## WHAT IS REQUIRED
Repeat what the lines below say, word for word, and skip every image.

Stored entries

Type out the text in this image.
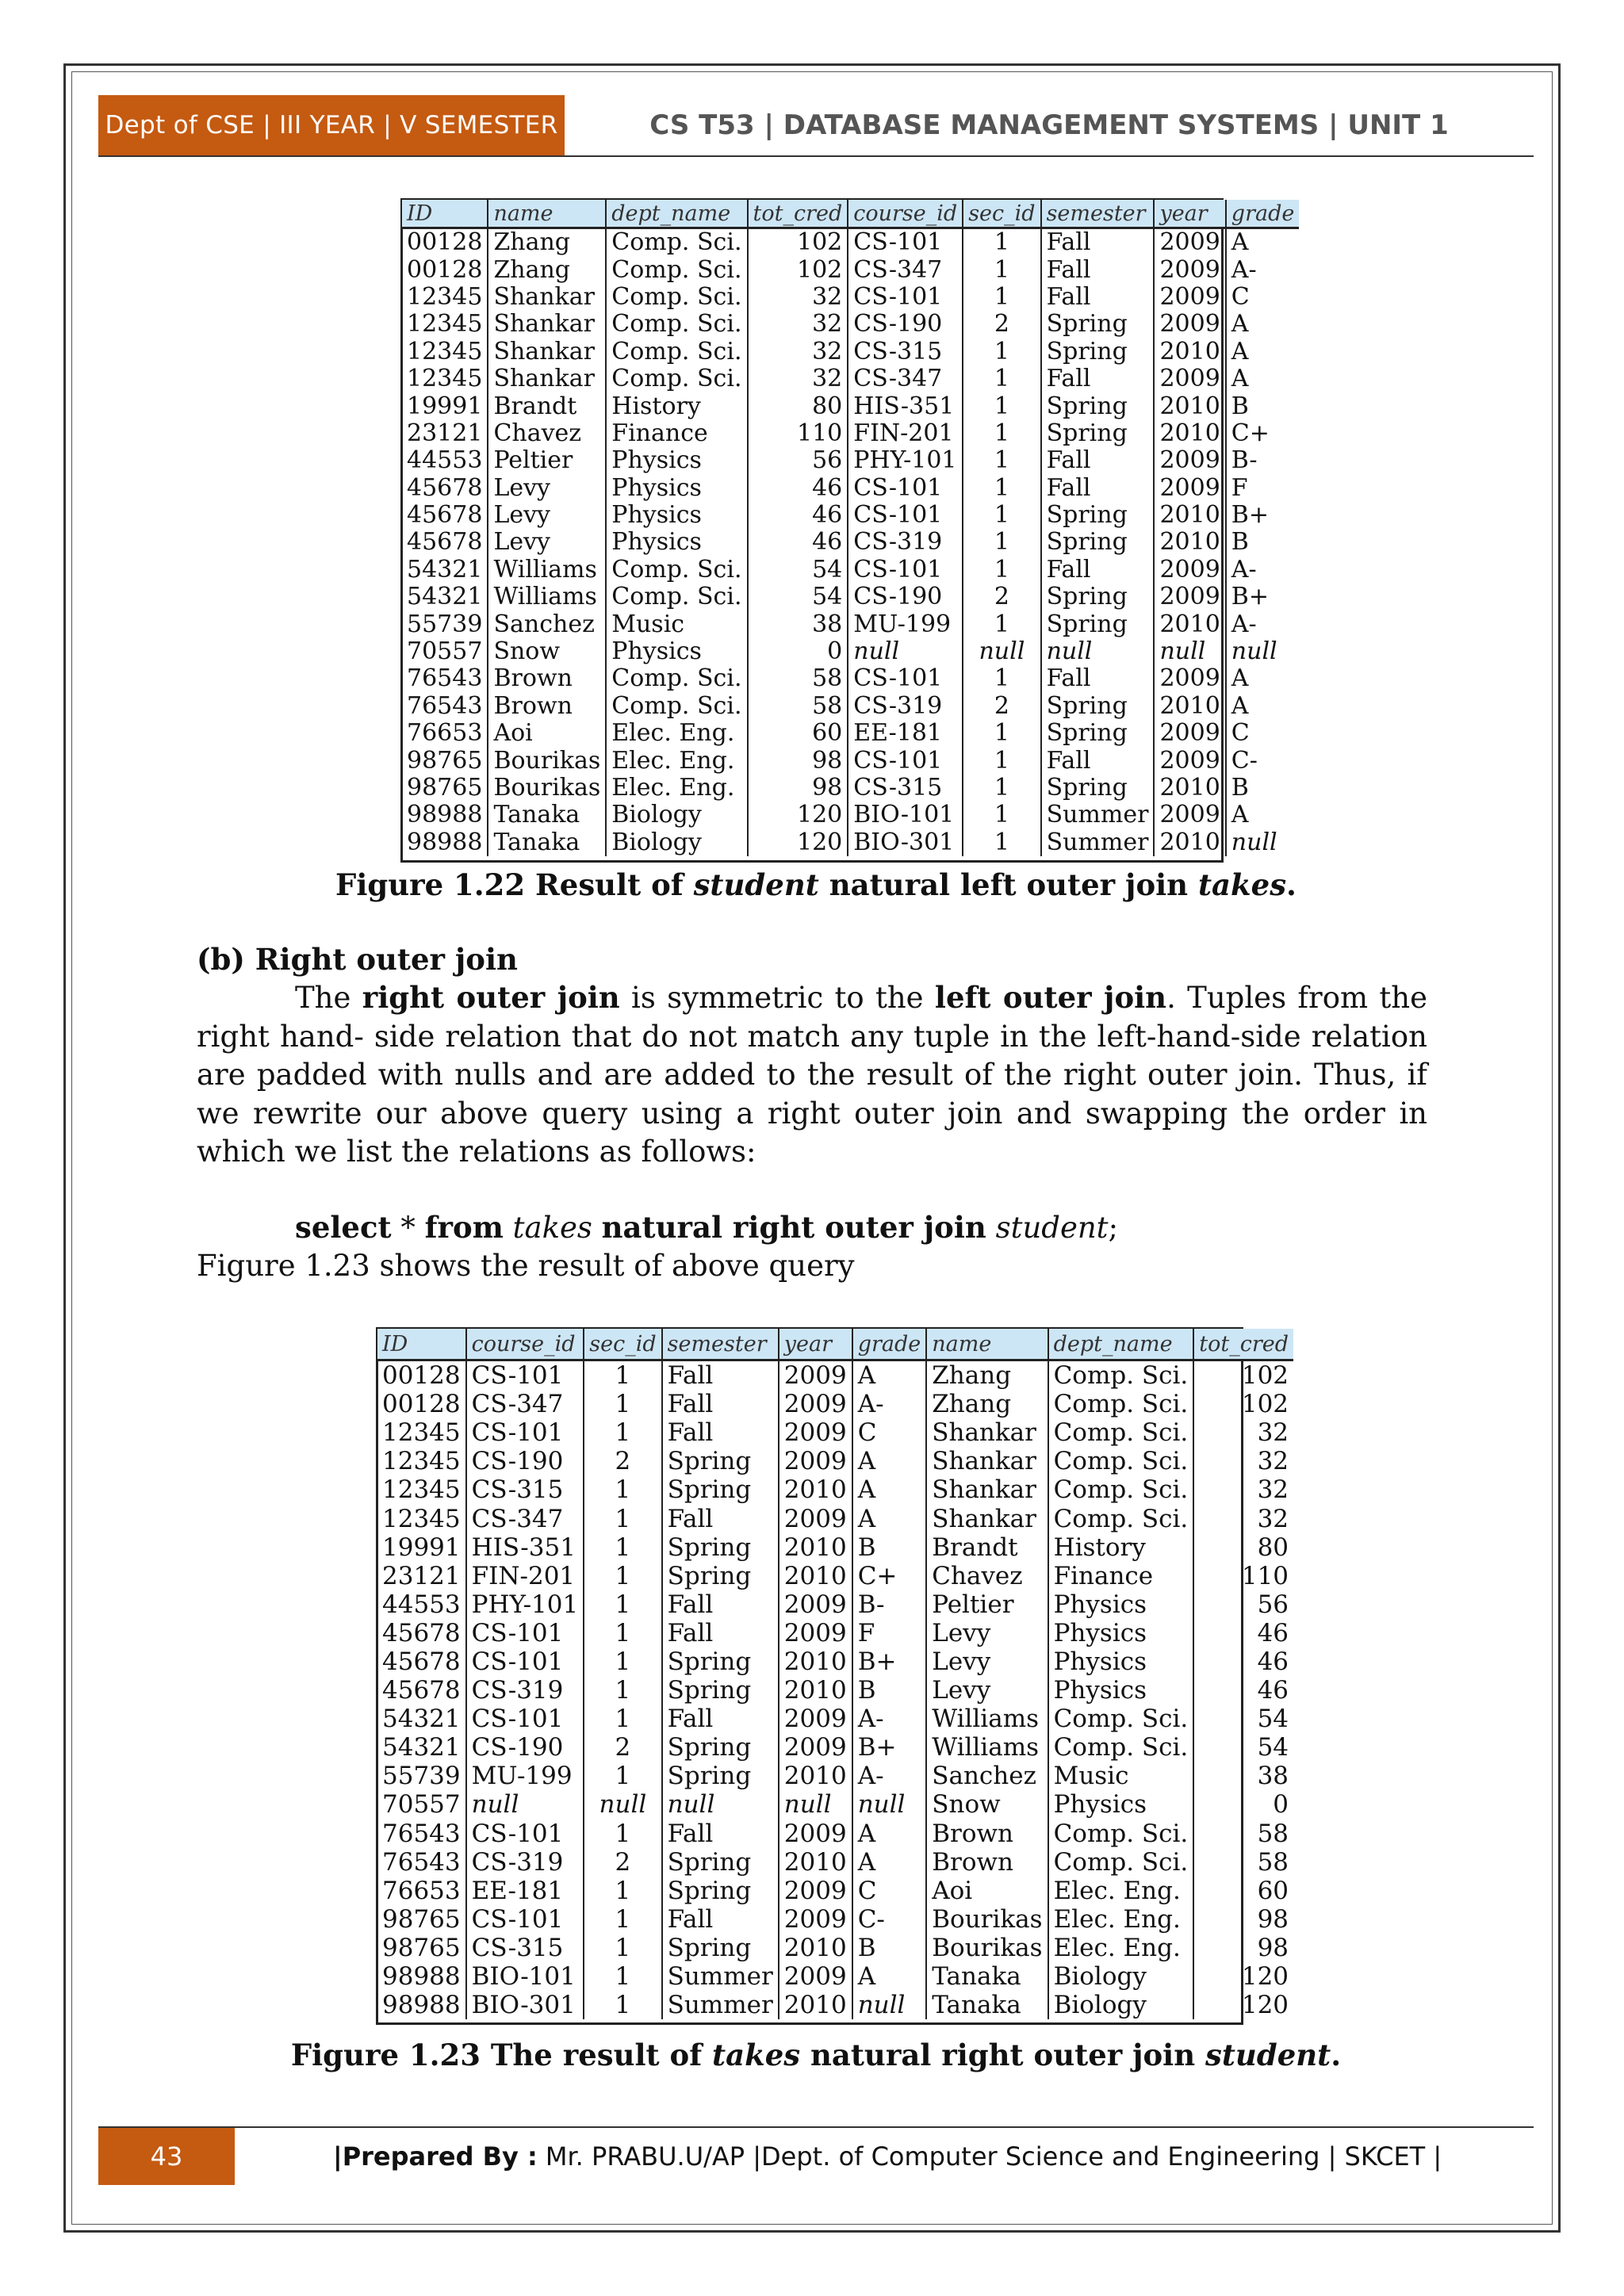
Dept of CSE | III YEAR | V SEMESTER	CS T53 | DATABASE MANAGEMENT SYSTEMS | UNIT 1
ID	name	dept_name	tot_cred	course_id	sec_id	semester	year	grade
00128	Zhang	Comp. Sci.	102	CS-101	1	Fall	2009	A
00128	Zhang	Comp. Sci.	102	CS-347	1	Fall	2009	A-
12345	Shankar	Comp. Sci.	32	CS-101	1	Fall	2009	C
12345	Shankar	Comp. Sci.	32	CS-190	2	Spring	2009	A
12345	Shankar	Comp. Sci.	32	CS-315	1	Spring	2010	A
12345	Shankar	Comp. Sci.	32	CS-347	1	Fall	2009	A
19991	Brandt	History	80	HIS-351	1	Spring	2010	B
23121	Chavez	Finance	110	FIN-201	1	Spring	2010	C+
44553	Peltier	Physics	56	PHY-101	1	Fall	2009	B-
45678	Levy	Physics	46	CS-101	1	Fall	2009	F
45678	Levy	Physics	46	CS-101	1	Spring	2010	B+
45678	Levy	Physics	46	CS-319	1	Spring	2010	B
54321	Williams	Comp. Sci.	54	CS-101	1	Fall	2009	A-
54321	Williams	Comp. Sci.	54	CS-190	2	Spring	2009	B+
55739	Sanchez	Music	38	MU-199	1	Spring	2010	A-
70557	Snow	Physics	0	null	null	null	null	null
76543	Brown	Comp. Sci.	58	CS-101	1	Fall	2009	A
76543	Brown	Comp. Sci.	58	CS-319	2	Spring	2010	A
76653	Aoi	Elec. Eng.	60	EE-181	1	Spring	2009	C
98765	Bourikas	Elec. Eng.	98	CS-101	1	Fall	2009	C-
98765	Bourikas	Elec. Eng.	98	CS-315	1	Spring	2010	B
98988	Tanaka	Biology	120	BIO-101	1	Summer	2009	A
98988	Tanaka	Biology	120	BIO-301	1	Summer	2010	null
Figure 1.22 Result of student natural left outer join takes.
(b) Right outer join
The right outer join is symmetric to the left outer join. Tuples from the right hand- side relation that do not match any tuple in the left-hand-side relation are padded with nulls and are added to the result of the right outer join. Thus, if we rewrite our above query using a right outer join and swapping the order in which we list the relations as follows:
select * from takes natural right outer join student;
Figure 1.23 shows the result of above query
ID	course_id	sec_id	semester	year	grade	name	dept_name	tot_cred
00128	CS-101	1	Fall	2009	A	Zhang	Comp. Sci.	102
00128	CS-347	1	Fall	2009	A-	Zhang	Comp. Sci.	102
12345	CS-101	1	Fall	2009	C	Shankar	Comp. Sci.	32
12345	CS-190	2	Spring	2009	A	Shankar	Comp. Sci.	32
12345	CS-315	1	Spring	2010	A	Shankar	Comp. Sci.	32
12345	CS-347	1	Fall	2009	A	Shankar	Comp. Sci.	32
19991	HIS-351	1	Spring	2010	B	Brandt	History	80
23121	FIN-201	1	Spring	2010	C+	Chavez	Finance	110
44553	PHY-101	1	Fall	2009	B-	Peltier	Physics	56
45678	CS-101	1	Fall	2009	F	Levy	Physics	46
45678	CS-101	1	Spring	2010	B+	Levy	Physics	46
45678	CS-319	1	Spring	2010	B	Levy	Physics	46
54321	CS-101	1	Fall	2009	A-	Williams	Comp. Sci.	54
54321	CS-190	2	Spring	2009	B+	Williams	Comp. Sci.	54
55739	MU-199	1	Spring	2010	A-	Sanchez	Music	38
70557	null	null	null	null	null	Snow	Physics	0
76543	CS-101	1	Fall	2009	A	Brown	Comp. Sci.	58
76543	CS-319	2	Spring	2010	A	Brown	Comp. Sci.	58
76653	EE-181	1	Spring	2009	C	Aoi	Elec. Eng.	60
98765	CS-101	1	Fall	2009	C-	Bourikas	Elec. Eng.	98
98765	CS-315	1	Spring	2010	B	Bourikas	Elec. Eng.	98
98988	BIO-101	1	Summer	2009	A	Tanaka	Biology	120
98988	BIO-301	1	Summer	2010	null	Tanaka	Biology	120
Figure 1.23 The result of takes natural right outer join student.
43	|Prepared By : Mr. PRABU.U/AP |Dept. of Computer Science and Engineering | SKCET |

## WRITTEN SOLUTION
Type out the text in this image.
Dept of CSE | III YEAR | V SEMESTER	CS T53 | DATABASE MANAGEMENT SYSTEMS | UNIT 1
ID	name	dept_name	tot_cred	course_id	sec_id	semester	year	grade
00128	Zhang	Comp. Sci.	102	CS-101	1	Fall	2009	A
00128	Zhang	Comp. Sci.	102	CS-347	1	Fall	2009	A-
12345	Shankar	Comp. Sci.	32	CS-101	1	Fall	2009	C
12345	Shankar	Comp. Sci.	32	CS-190	2	Spring	2009	A
12345	Shankar	Comp. Sci.	32	CS-315	1	Spring	2010	A
12345	Shankar	Comp. Sci.	32	CS-347	1	Fall	2009	A
19991	Brandt	History	80	HIS-351	1	Spring	2010	B
23121	Chavez	Finance	110	FIN-201	1	Spring	2010	C+
44553	Peltier	Physics	56	PHY-101	1	Fall	2009	B-
45678	Levy	Physics	46	CS-101	1	Fall	2009	F
45678	Levy	Physics	46	CS-101	1	Spring	2010	B+
45678	Levy	Physics	46	CS-319	1	Spring	2010	B
54321	Williams	Comp. Sci.	54	CS-101	1	Fall	2009	A-
54321	Williams	Comp. Sci.	54	CS-190	2	Spring	2009	B+
55739	Sanchez	Music	38	MU-199	1	Spring	2010	A-
70557	Snow	Physics	0	null	null	null	null	null
76543	Brown	Comp. Sci.	58	CS-101	1	Fall	2009	A
76543	Brown	Comp. Sci.	58	CS-319	2	Spring	2010	A
76653	Aoi	Elec. Eng.	60	EE-181	1	Spring	2009	C
98765	Bourikas	Elec. Eng.	98	CS-101	1	Fall	2009	C-
98765	Bourikas	Elec. Eng.	98	CS-315	1	Spring	2010	B
98988	Tanaka	Biology	120	BIO-101	1	Summer	2009	A
98988	Tanaka	Biology	120	BIO-301	1	Summer	2010	null
Figure 1.22 Result of student natural left outer join takes.
(b) Right outer join
The right outer join is symmetric to the left outer join. Tuples from the right hand- side relation that do not match any tuple in the left-hand-side relation are padded with nulls and are added to the result of the right outer join. Thus, if we rewrite our above query using a right outer join and swapping the order in which we list the relations as follows:
select * from takes natural right outer join student;
Figure 1.23 shows the result of above query
ID	course_id	sec_id	semester	year	grade	name	dept_name	tot_cred
00128	CS-101	1	Fall	2009	A	Zhang	Comp. Sci.	102
00128	CS-347	1	Fall	2009	A-	Zhang	Comp. Sci.	102
12345	CS-101	1	Fall	2009	C	Shankar	Comp. Sci.	32
12345	CS-190	2	Spring	2009	A	Shankar	Comp. Sci.	32
12345	CS-315	1	Spring	2010	A	Shankar	Comp. Sci.	32
12345	CS-347	1	Fall	2009	A	Shankar	Comp. Sci.	32
19991	HIS-351	1	Spring	2010	B	Brandt	History	80
23121	FIN-201	1	Spring	2010	C+	Chavez	Finance	110
44553	PHY-101	1	Fall	2009	B-	Peltier	Physics	56
45678	CS-101	1	Fall	2009	F	Levy	Physics	46
45678	CS-101	1	Spring	2010	B+	Levy	Physics	46
45678	CS-319	1	Spring	2010	B	Levy	Physics	46
54321	CS-101	1	Fall	2009	A-	Williams	Comp. Sci.	54
54321	CS-190	2	Spring	2009	B+	Williams	Comp. Sci.	54
55739	MU-199	1	Spring	2010	A-	Sanchez	Music	38
70557	null	null	null	null	null	Snow	Physics	0
76543	CS-101	1	Fall	2009	A	Brown	Comp. Sci.	58
76543	CS-319	2	Spring	2010	A	Brown	Comp. Sci.	58
76653	EE-181	1	Spring	2009	C	Aoi	Elec. Eng.	60
98765	CS-101	1	Fall	2009	C-	Bourikas	Elec. Eng.	98
98765	CS-315	1	Spring	2010	B	Bourikas	Elec. Eng.	98
98988	BIO-101	1	Summer	2009	A	Tanaka	Biology	120
98988	BIO-301	1	Summer	2010	null	Tanaka	Biology	120
Figure 1.23 The result of takes natural right outer join student.
43	|Prepared By : Mr. PRABU.U/AP |Dept. of Computer Science and Engineering | SKCET |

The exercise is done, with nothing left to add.